# Records provided start

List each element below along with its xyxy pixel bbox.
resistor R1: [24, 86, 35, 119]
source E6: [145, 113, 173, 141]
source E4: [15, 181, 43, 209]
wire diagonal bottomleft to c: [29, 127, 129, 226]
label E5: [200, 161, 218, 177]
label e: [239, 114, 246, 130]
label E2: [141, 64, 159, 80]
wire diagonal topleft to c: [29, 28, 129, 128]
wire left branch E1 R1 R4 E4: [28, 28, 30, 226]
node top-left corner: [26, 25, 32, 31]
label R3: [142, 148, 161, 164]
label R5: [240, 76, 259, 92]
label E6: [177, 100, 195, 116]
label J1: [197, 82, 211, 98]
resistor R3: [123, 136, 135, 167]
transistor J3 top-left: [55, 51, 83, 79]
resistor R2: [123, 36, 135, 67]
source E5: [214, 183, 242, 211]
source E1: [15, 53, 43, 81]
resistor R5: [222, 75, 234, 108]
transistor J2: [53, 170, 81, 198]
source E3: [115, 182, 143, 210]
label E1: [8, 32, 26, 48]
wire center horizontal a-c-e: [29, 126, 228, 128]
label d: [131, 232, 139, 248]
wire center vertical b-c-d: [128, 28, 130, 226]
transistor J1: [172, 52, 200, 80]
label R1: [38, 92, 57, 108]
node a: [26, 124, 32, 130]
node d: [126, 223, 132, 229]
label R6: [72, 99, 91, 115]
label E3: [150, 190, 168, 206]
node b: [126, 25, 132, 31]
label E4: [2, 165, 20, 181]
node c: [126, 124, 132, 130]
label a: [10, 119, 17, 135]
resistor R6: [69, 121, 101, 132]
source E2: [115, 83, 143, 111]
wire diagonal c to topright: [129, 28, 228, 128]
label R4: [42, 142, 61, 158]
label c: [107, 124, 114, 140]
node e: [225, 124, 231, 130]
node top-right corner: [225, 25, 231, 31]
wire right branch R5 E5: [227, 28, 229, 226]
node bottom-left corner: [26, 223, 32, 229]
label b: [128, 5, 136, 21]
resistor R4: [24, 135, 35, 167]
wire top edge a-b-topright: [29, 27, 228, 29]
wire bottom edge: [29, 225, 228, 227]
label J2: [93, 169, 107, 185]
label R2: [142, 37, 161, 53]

# Records provided end

## Given request
Copy every line of the material, starting at the first line and ending at the line that contains "label R6: [72, 99, 91, 115]", with both of those lines included.

## Output for this task
List each element below along with its xyxy pixel bbox.
resistor R1: [24, 86, 35, 119]
source E6: [145, 113, 173, 141]
source E4: [15, 181, 43, 209]
wire diagonal bottomleft to c: [29, 127, 129, 226]
label E5: [200, 161, 218, 177]
label e: [239, 114, 246, 130]
label E2: [141, 64, 159, 80]
wire diagonal topleft to c: [29, 28, 129, 128]
wire left branch E1 R1 R4 E4: [28, 28, 30, 226]
node top-left corner: [26, 25, 32, 31]
label R3: [142, 148, 161, 164]
label R5: [240, 76, 259, 92]
label E6: [177, 100, 195, 116]
label J1: [197, 82, 211, 98]
resistor R3: [123, 136, 135, 167]
transistor J3 top-left: [55, 51, 83, 79]
resistor R2: [123, 36, 135, 67]
source E5: [214, 183, 242, 211]
source E1: [15, 53, 43, 81]
resistor R5: [222, 75, 234, 108]
transistor J2: [53, 170, 81, 198]
source E3: [115, 182, 143, 210]
label E1: [8, 32, 26, 48]
wire center horizontal a-c-e: [29, 126, 228, 128]
label d: [131, 232, 139, 248]
wire center vertical b-c-d: [128, 28, 130, 226]
transistor J1: [172, 52, 200, 80]
label R1: [38, 92, 57, 108]
node a: [26, 124, 32, 130]
node d: [126, 223, 132, 229]
label R6: [72, 99, 91, 115]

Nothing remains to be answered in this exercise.